Stated problem: The records below must be written out exactly, with every picture left behind.

* START Data to use *

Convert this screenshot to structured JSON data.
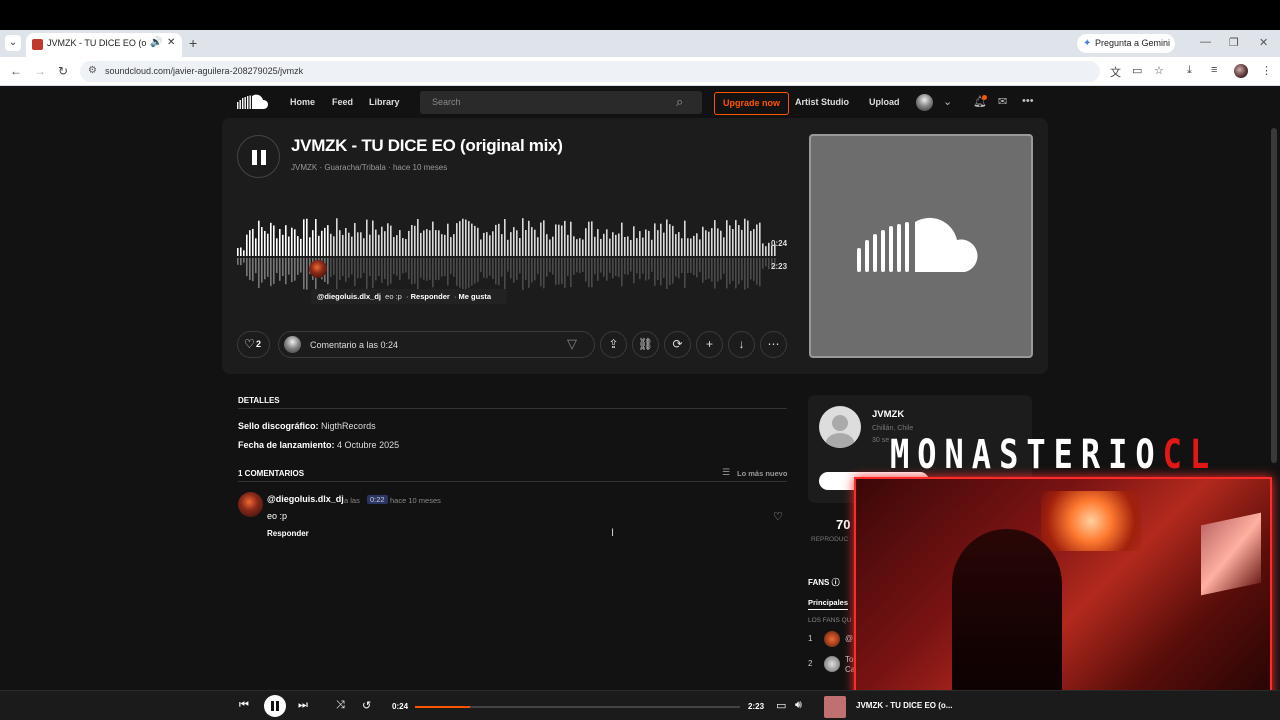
{
  "browser": {
    "tab_title": "JVMZK - TU DICE EO (origin",
    "tab_close": "✕",
    "new_tab": "+",
    "gemini_label": "Pregunta a Gemini",
    "url": "soundcloud.com/javier-aguilera-208279025/jvmzk"
  },
  "header": {
    "nav": [
      "Home",
      "Feed",
      "Library"
    ],
    "search_placeholder": "Search",
    "upgrade_label": "Upgrade now",
    "artist_studio": "Artist Studio",
    "upload": "Upload"
  },
  "track": {
    "title": "JVMZK - TU DICE EO (original mix)",
    "meta": "JVMZK · Guaracha/Tribala · hace 10 meses",
    "time_elapsed": "0:24",
    "time_total": "2:23",
    "progress": 0.168,
    "like_count": "2",
    "comment_placeholder": "Comentario a las 0:24"
  },
  "waveform_popup": {
    "user": "@diegoluis.dlx_dj",
    "text": "eo :p",
    "reply": "Responder",
    "like": "Me gusta"
  },
  "details": {
    "heading": "DETALLES",
    "label_key": "Sello discográfico:",
    "label_value": "NigthRecords",
    "release_key": "Fecha de lanzamiento:",
    "release_value": "4 Octubre 2025"
  },
  "comments": {
    "heading": "1 COMENTARIOS",
    "sort": "Lo más nuevo",
    "items": [
      {
        "user": "@diegoluis.dlx_dj",
        "at": "a las",
        "time": "0:22",
        "ago": "hace 10 meses",
        "body": "eo :p",
        "reply": "Responder"
      }
    ]
  },
  "sidebar": {
    "artist_name": "JVMZK",
    "artist_location": "Chillán, Chile",
    "artist_sub": "30 se",
    "stat_value": "70",
    "stat_label": "REPRODUC",
    "fans_heading": "FANS",
    "fans_tab": "Principales",
    "fans_sub": "LOS FANS QU",
    "fans": [
      {
        "rank": "1",
        "name": "@"
      },
      {
        "rank": "2",
        "name": "To"
      }
    ],
    "fan2_line2": "Ca"
  },
  "overlay": {
    "title_white": "MONASTERIO",
    "title_red": "CL"
  },
  "player": {
    "time_elapsed": "0:24",
    "time_total": "2:23",
    "track_title": "JVMZK - TU DICE EO (o..."
  },
  "colors": {
    "accent": "#ff5500",
    "background": "#121212",
    "panel": "#1c1c1c"
  }
}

* END Data to use *

Exercise answer:
Convert this screenshot to structured JSON data.
{
  "browser": {
    "tab_title": "JVMZK - TU DICE EO (origin",
    "tab_close": "✕",
    "new_tab": "+",
    "gemini_label": "Pregunta a Gemini",
    "url": "soundcloud.com/javier-aguilera-208279025/jvmzk"
  },
  "header": {
    "nav": [
      "Home",
      "Feed",
      "Library"
    ],
    "search_placeholder": "Search",
    "upgrade_label": "Upgrade now",
    "artist_studio": "Artist Studio",
    "upload": "Upload"
  },
  "track": {
    "title": "JVMZK - TU DICE EO (original mix)",
    "meta": "JVMZK · Guaracha/Tribala · hace 10 meses",
    "time_elapsed": "0:24",
    "time_total": "2:23",
    "progress": 0.168,
    "like_count": "2",
    "comment_placeholder": "Comentario a las 0:24"
  },
  "waveform_popup": {
    "user": "@diegoluis.dlx_dj",
    "text": "eo :p",
    "reply": "Responder",
    "like": "Me gusta"
  },
  "details": {
    "heading": "DETALLES",
    "label_key": "Sello discográfico:",
    "label_value": "NigthRecords",
    "release_key": "Fecha de lanzamiento:",
    "release_value": "4 Octubre 2025"
  },
  "comments": {
    "heading": "1 COMENTARIOS",
    "sort": "Lo más nuevo",
    "items": [
      {
        "user": "@diegoluis.dlx_dj",
        "at": "a las",
        "time": "0:22",
        "ago": "hace 10 meses",
        "body": "eo :p",
        "reply": "Responder"
      }
    ]
  },
  "sidebar": {
    "artist_name": "JVMZK",
    "artist_location": "Chillán, Chile",
    "artist_sub": "30 se",
    "stat_value": "70",
    "stat_label": "REPRODUC",
    "fans_heading": "FANS",
    "fans_tab": "Principales",
    "fans_sub": "LOS FANS QU",
    "fans": [
      {
        "rank": "1",
        "name": "@"
      },
      {
        "rank": "2",
        "name": "To"
      }
    ],
    "fan2_line2": "Ca"
  },
  "overlay": {
    "title_white": "MONASTERIO",
    "title_red": "CL"
  },
  "player": {
    "time_elapsed": "0:24",
    "time_total": "2:23",
    "track_title": "JVMZK - TU DICE EO (o..."
  },
  "colors": {
    "accent": "#ff5500",
    "background": "#121212",
    "panel": "#1c1c1c"
  }
}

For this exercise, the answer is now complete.